### Instructions for the task:
Give all of the lines again exactly as they read.

___ Data section ___

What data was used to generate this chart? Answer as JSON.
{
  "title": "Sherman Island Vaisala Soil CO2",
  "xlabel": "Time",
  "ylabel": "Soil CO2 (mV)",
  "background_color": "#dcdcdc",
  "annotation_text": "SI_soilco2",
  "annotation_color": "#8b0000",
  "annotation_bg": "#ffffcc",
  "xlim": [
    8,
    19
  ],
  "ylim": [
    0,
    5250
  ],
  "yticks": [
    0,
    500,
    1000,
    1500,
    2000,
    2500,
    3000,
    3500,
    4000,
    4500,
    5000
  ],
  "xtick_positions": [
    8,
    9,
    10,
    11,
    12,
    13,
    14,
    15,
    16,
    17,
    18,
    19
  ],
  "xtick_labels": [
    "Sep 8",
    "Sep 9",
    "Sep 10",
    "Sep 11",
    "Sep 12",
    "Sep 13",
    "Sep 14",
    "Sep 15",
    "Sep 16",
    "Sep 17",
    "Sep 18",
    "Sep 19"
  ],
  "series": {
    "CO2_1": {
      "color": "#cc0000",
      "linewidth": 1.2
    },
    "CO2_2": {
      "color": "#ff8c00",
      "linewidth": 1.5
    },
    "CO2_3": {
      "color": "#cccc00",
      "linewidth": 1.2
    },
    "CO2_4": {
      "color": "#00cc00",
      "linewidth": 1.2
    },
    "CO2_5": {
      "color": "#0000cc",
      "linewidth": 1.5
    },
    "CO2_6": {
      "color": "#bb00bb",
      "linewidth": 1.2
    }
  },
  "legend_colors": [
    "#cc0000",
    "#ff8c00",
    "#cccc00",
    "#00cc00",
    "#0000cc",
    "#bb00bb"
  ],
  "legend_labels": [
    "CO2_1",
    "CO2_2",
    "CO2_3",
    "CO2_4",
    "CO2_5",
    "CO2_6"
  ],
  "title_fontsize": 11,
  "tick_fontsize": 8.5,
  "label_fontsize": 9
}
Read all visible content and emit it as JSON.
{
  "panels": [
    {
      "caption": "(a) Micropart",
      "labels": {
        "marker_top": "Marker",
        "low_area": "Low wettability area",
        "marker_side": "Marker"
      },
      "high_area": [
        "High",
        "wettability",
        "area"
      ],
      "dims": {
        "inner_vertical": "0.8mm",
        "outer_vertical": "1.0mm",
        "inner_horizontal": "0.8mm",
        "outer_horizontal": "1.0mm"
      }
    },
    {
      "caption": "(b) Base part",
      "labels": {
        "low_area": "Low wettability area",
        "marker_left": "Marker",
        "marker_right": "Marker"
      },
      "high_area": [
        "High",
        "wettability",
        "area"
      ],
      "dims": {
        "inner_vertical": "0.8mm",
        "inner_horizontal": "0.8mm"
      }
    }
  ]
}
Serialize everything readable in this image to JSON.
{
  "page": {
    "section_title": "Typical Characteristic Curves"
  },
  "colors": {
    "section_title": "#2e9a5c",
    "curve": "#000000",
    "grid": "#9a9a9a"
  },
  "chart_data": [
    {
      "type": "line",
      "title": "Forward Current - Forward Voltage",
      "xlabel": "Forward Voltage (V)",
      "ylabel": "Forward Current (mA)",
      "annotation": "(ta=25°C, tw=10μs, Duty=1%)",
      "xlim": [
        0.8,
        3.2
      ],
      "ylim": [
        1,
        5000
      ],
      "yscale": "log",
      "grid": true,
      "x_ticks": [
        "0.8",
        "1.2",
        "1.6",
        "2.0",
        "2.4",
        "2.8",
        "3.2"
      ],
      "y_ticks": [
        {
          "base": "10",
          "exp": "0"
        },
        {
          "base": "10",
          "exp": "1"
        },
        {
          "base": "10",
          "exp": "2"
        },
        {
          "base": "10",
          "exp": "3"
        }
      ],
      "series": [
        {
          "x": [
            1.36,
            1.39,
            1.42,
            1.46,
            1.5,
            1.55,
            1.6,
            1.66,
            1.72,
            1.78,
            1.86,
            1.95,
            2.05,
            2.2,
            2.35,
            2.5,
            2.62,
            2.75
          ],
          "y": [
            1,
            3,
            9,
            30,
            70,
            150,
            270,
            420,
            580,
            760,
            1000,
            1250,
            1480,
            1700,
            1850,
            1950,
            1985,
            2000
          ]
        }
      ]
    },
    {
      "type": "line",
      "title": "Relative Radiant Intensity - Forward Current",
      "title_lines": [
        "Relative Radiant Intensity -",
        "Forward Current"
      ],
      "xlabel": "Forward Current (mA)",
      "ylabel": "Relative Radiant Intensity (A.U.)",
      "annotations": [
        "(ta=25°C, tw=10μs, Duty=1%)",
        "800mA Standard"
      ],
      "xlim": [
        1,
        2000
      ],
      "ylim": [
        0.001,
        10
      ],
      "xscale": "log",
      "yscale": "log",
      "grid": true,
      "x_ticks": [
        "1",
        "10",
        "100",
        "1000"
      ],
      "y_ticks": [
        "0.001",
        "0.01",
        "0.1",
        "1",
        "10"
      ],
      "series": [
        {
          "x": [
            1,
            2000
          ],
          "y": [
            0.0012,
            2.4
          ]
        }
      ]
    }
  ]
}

___

### Result of the exercise:
What data was used to generate this chart? Answer as JSON.
{
  "title": "Sherman Island Vaisala Soil CO2",
  "xlabel": "Time",
  "ylabel": "Soil CO2 (mV)",
  "background_color": "#dcdcdc",
  "annotation_text": "SI_soilco2",
  "annotation_color": "#8b0000",
  "annotation_bg": "#ffffcc",
  "xlim": [
    8,
    19
  ],
  "ylim": [
    0,
    5250
  ],
  "yticks": [
    0,
    500,
    1000,
    1500,
    2000,
    2500,
    3000,
    3500,
    4000,
    4500,
    5000
  ],
  "xtick_positions": [
    8,
    9,
    10,
    11,
    12,
    13,
    14,
    15,
    16,
    17,
    18,
    19
  ],
  "xtick_labels": [
    "Sep 8",
    "Sep 9",
    "Sep 10",
    "Sep 11",
    "Sep 12",
    "Sep 13",
    "Sep 14",
    "Sep 15",
    "Sep 16",
    "Sep 17",
    "Sep 18",
    "Sep 19"
  ],
  "series": {
    "CO2_1": {
      "color": "#cc0000",
      "linewidth": 1.2
    },
    "CO2_2": {
      "color": "#ff8c00",
      "linewidth": 1.5
    },
    "CO2_3": {
      "color": "#cccc00",
      "linewidth": 1.2
    },
    "CO2_4": {
      "color": "#00cc00",
      "linewidth": 1.2
    },
    "CO2_5": {
      "color": "#0000cc",
      "linewidth": 1.5
    },
    "CO2_6": {
      "color": "#bb00bb",
      "linewidth": 1.2
    }
  },
  "legend_colors": [
    "#cc0000",
    "#ff8c00",
    "#cccc00",
    "#00cc00",
    "#0000cc",
    "#bb00bb"
  ],
  "legend_labels": [
    "CO2_1",
    "CO2_2",
    "CO2_3",
    "CO2_4",
    "CO2_5",
    "CO2_6"
  ],
  "title_fontsize": 11,
  "tick_fontsize": 8.5,
  "label_fontsize": 9
}
Read all visible content and emit it as JSON.
{
  "panels": [
    {
      "caption": "(a) Micropart",
      "labels": {
        "marker_top": "Marker",
        "low_area": "Low wettability area",
        "marker_side": "Marker"
      },
      "high_area": [
        "High",
        "wettability",
        "area"
      ],
      "dims": {
        "inner_vertical": "0.8mm",
        "outer_vertical": "1.0mm",
        "inner_horizontal": "0.8mm",
        "outer_horizontal": "1.0mm"
      }
    },
    {
      "caption": "(b) Base part",
      "labels": {
        "low_area": "Low wettability area",
        "marker_left": "Marker",
        "marker_right": "Marker"
      },
      "high_area": [
        "High",
        "wettability",
        "area"
      ],
      "dims": {
        "inner_vertical": "0.8mm",
        "inner_horizontal": "0.8mm"
      }
    }
  ]
}
Serialize everything readable in this image to JSON.
{
  "page": {
    "section_title": "Typical Characteristic Curves"
  },
  "colors": {
    "section_title": "#2e9a5c",
    "curve": "#000000",
    "grid": "#9a9a9a"
  },
  "chart_data": [
    {
      "type": "line",
      "title": "Forward Current - Forward Voltage",
      "xlabel": "Forward Voltage (V)",
      "ylabel": "Forward Current (mA)",
      "annotation": "(ta=25°C, tw=10μs, Duty=1%)",
      "xlim": [
        0.8,
        3.2
      ],
      "ylim": [
        1,
        5000
      ],
      "yscale": "log",
      "grid": true,
      "x_ticks": [
        "0.8",
        "1.2",
        "1.6",
        "2.0",
        "2.4",
        "2.8",
        "3.2"
      ],
      "y_ticks": [
        {
          "base": "10",
          "exp": "0"
        },
        {
          "base": "10",
          "exp": "1"
        },
        {
          "base": "10",
          "exp": "2"
        },
        {
          "base": "10",
          "exp": "3"
        }
      ],
      "series": [
        {
          "x": [
            1.36,
            1.39,
            1.42,
            1.46,
            1.5,
            1.55,
            1.6,
            1.66,
            1.72,
            1.78,
            1.86,
            1.95,
            2.05,
            2.2,
            2.35,
            2.5,
            2.62,
            2.75
          ],
          "y": [
            1,
            3,
            9,
            30,
            70,
            150,
            270,
            420,
            580,
            760,
            1000,
            1250,
            1480,
            1700,
            1850,
            1950,
            1985,
            2000
          ]
        }
      ]
    },
    {
      "type": "line",
      "title": "Relative Radiant Intensity - Forward Current",
      "title_lines": [
        "Relative Radiant Intensity -",
        "Forward Current"
      ],
      "xlabel": "Forward Current (mA)",
      "ylabel": "Relative Radiant Intensity (A.U.)",
      "annotations": [
        "(ta=25°C, tw=10μs, Duty=1%)",
        "800mA Standard"
      ],
      "xlim": [
        1,
        2000
      ],
      "ylim": [
        0.001,
        10
      ],
      "xscale": "log",
      "yscale": "log",
      "grid": true,
      "x_ticks": [
        "1",
        "10",
        "100",
        "1000"
      ],
      "y_ticks": [
        "0.001",
        "0.01",
        "0.1",
        "1",
        "10"
      ],
      "series": [
        {
          "x": [
            1,
            2000
          ],
          "y": [
            0.0012,
            2.4
          ]
        }
      ]
    }
  ]
}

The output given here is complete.